**WHAT IS NEEDED:** Filter the records below for the word "name". Copy each line that holds it.

— Start EXCERPTED DATA —

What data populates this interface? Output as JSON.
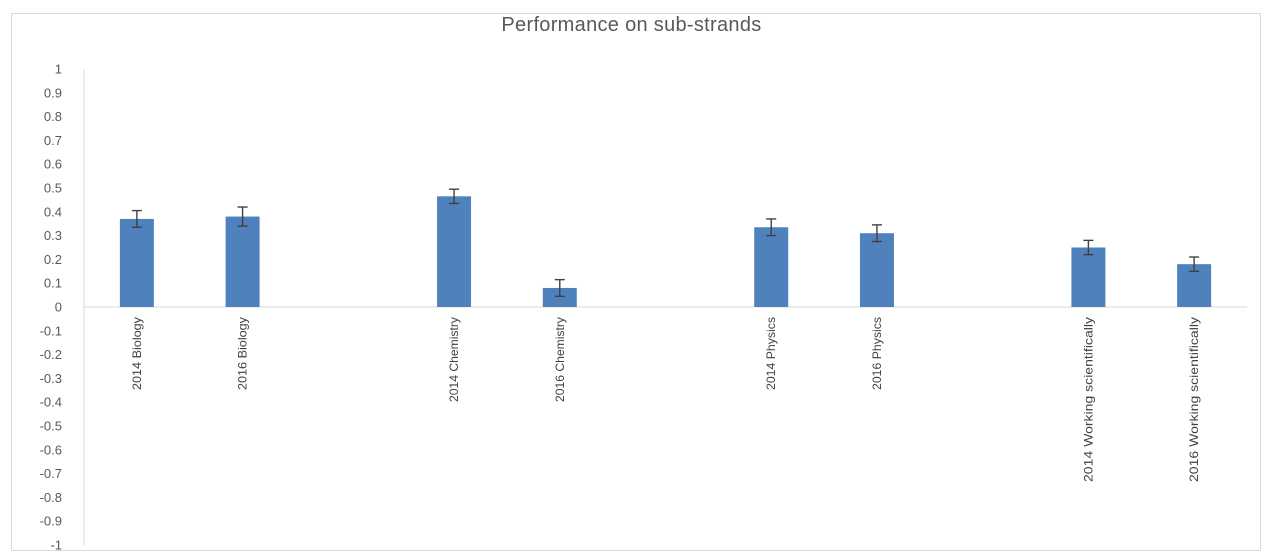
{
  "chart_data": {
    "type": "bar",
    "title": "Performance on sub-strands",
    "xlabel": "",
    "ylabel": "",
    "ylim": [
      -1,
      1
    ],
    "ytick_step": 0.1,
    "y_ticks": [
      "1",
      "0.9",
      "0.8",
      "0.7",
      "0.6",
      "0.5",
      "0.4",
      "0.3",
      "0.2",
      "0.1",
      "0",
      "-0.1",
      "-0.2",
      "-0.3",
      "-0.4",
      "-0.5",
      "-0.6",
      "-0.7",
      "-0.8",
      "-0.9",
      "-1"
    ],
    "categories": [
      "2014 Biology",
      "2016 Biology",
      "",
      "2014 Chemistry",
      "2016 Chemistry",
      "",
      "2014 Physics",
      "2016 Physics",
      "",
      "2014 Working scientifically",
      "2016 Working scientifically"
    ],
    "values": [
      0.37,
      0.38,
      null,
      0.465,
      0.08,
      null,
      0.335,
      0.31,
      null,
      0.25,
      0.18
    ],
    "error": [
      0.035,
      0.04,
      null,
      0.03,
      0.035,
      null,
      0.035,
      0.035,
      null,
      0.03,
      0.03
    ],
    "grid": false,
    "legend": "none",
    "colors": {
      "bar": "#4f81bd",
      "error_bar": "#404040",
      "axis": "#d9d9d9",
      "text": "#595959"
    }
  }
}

— End EXCERPTED DATA —
— Start EXCERPTED DATA —

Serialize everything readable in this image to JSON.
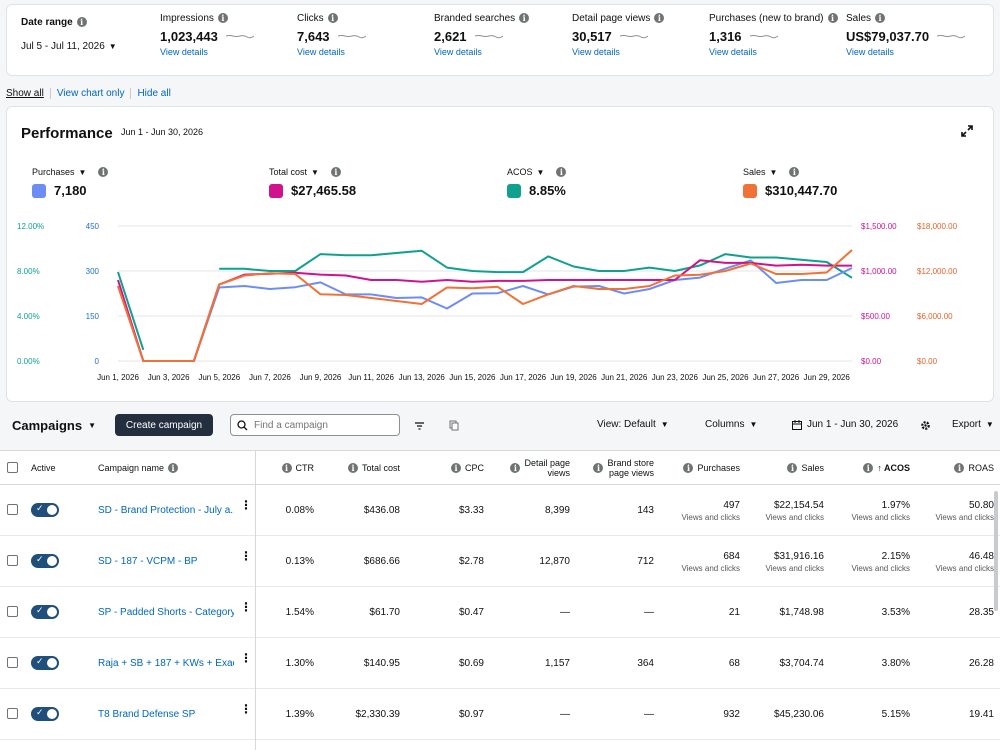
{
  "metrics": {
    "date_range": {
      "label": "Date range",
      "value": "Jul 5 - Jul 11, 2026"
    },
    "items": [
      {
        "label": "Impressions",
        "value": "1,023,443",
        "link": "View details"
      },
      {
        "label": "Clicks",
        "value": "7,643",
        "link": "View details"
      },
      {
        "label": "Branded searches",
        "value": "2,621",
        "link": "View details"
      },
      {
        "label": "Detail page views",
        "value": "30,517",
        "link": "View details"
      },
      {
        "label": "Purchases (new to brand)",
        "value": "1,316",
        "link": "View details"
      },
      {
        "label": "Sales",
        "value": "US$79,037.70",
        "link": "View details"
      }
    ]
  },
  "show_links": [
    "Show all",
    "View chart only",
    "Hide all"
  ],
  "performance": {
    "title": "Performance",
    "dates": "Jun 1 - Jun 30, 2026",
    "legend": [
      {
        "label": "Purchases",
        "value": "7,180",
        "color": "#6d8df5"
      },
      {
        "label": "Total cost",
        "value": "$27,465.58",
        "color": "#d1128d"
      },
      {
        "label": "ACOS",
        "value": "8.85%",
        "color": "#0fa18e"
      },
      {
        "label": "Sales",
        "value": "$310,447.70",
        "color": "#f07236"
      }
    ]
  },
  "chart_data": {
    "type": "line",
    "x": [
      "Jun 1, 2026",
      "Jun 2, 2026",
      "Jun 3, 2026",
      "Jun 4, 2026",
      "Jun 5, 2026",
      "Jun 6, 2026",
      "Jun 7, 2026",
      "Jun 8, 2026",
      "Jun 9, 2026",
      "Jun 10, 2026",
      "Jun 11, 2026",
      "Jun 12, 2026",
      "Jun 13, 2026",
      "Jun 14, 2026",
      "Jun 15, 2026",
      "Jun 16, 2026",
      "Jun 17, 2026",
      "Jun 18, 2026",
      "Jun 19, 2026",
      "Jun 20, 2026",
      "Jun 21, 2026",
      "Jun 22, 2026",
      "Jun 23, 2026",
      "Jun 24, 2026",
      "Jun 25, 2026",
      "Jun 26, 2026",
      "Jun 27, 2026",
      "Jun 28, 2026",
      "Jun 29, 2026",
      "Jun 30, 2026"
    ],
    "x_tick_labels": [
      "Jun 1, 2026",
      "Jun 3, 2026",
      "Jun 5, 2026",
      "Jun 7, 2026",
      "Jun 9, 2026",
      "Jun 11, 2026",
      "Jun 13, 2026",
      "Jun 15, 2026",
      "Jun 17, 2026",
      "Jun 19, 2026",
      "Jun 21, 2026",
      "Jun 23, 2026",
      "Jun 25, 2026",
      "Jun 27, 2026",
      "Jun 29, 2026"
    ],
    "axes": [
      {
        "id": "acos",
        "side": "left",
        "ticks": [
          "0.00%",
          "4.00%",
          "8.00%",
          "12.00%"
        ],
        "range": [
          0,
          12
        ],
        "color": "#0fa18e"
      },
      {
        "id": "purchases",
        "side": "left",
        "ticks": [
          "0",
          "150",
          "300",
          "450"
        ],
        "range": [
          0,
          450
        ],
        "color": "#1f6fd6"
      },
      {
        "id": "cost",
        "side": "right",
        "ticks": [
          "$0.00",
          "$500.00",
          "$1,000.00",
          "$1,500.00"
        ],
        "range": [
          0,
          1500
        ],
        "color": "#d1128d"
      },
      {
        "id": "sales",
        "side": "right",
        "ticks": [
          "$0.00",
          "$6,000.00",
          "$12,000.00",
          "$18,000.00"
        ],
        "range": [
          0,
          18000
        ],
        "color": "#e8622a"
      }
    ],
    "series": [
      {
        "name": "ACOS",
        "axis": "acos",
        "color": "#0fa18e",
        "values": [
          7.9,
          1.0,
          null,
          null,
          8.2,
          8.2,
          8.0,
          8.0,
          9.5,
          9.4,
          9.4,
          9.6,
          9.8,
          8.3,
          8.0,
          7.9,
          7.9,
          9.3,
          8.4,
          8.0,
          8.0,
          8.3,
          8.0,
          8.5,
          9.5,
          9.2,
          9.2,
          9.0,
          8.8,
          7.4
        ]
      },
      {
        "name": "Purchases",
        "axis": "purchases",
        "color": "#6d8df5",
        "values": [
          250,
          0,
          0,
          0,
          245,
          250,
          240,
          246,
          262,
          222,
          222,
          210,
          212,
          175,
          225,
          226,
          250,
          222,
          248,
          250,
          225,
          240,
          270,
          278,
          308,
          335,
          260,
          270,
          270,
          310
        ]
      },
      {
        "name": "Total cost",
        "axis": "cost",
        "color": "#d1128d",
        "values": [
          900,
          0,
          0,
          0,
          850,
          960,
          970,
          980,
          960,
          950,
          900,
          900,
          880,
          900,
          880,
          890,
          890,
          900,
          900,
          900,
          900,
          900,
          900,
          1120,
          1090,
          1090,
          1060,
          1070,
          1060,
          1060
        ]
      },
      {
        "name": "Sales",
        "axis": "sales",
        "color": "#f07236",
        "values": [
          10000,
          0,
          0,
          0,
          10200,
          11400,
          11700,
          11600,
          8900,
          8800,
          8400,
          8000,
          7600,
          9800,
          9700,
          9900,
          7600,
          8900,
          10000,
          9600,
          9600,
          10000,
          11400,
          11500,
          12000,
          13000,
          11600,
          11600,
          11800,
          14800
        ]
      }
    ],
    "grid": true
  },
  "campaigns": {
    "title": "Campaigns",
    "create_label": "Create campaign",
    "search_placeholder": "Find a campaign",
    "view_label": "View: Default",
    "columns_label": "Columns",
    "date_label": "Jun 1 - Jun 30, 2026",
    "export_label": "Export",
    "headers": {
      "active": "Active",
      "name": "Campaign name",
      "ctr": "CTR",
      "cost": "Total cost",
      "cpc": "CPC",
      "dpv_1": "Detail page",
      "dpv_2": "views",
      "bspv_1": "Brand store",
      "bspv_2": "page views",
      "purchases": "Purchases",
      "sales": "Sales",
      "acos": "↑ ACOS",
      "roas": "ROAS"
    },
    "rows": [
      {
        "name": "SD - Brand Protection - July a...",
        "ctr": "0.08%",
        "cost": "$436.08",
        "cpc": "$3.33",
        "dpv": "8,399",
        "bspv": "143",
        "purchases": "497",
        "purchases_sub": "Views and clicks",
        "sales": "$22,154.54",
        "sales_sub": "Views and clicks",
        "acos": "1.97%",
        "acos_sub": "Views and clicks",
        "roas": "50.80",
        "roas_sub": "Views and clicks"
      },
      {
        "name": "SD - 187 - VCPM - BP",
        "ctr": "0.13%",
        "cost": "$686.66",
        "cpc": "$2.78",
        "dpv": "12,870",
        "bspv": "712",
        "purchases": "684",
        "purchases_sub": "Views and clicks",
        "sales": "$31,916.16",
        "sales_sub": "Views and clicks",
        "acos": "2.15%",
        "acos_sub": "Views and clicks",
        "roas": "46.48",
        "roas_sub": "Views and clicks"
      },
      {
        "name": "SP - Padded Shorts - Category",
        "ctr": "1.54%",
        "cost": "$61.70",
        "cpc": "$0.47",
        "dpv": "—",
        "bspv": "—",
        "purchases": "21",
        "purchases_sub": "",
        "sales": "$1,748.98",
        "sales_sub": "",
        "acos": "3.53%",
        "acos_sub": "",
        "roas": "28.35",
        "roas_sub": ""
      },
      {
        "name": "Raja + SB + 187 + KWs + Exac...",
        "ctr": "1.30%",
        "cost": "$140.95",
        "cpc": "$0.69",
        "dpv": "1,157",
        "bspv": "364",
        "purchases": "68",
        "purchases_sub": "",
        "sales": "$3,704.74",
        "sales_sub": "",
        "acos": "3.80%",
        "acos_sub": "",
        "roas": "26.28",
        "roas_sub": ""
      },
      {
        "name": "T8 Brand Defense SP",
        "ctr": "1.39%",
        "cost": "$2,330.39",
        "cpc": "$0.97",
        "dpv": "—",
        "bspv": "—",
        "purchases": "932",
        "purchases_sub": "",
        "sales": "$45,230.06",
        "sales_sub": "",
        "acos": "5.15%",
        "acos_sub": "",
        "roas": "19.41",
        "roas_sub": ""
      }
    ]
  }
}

— End EXCERPTED DATA —
— Start EXCERPTED DATA —

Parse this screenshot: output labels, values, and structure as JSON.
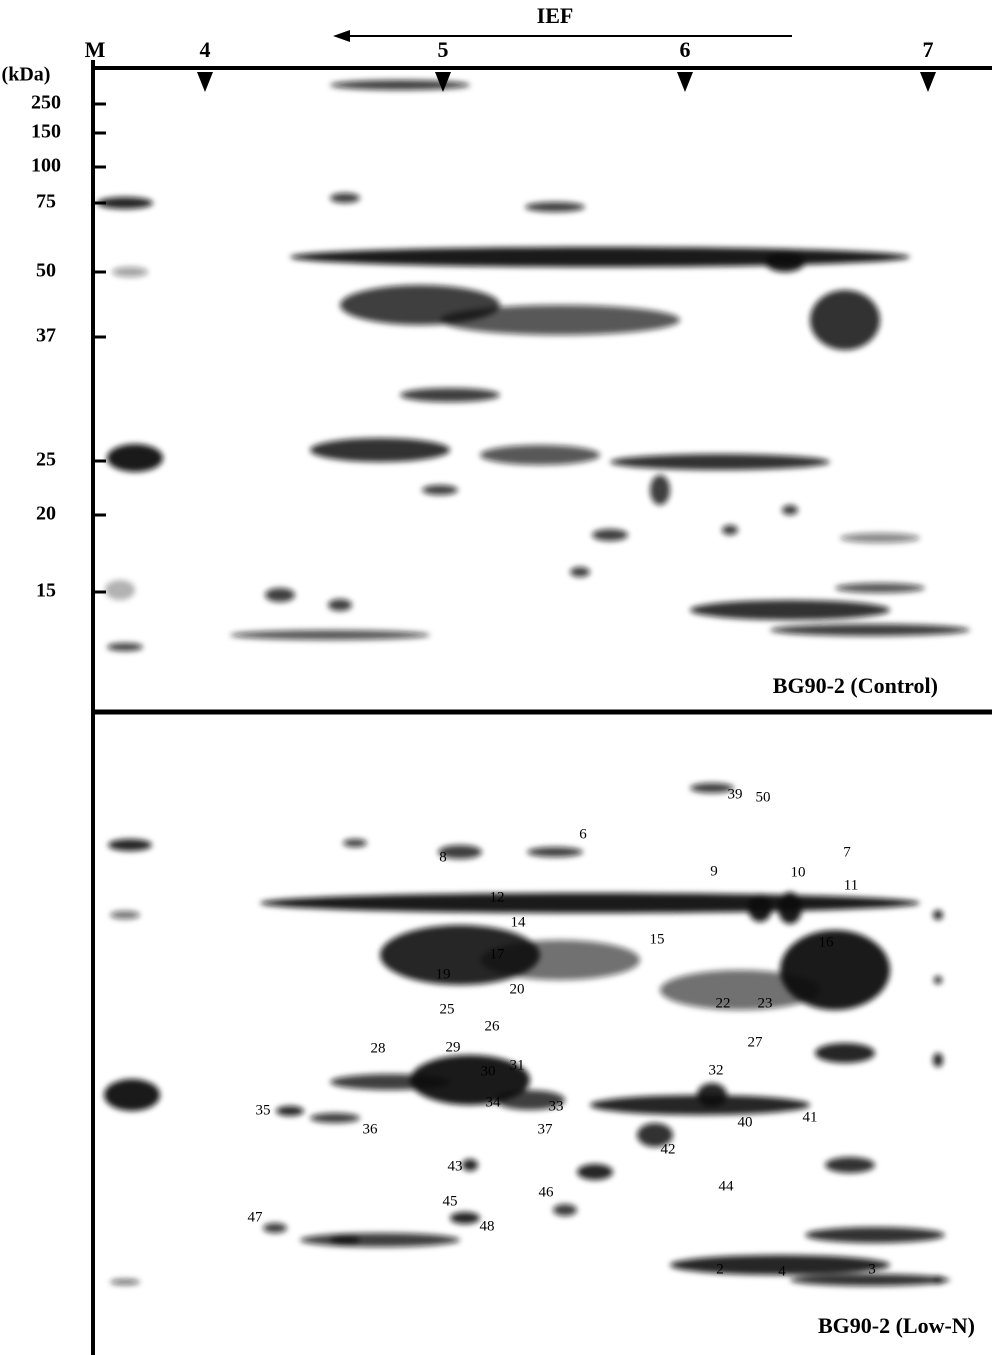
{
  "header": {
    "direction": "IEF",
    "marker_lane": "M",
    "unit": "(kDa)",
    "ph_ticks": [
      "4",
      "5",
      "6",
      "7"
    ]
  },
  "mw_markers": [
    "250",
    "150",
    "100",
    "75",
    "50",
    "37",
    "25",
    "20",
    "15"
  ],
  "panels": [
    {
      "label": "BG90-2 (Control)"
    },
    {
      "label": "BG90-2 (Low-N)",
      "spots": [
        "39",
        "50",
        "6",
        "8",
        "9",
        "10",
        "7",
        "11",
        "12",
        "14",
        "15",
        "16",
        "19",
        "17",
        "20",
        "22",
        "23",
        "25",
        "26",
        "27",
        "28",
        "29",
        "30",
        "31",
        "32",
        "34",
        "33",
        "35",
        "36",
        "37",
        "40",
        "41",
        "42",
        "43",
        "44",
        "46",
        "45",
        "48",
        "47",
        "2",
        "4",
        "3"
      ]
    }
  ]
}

— End EXCERPTED DATA —

**WRITTEN RESPONSE:**
        "name": "ACOS",
        "name": "Purchases",
        "name": "Total cost",
        "name": "Sales",
      "name": "Campaign name",
        "name": "SD - Brand Protection - July a...",
        "name": "SD - 187 - VCPM - BP",
        "name": "SP - Padded Shorts - Category",
        "name": "Raja + SB + 187 + KWs + Exac...",
        "name": "T8 Brand Defense SP",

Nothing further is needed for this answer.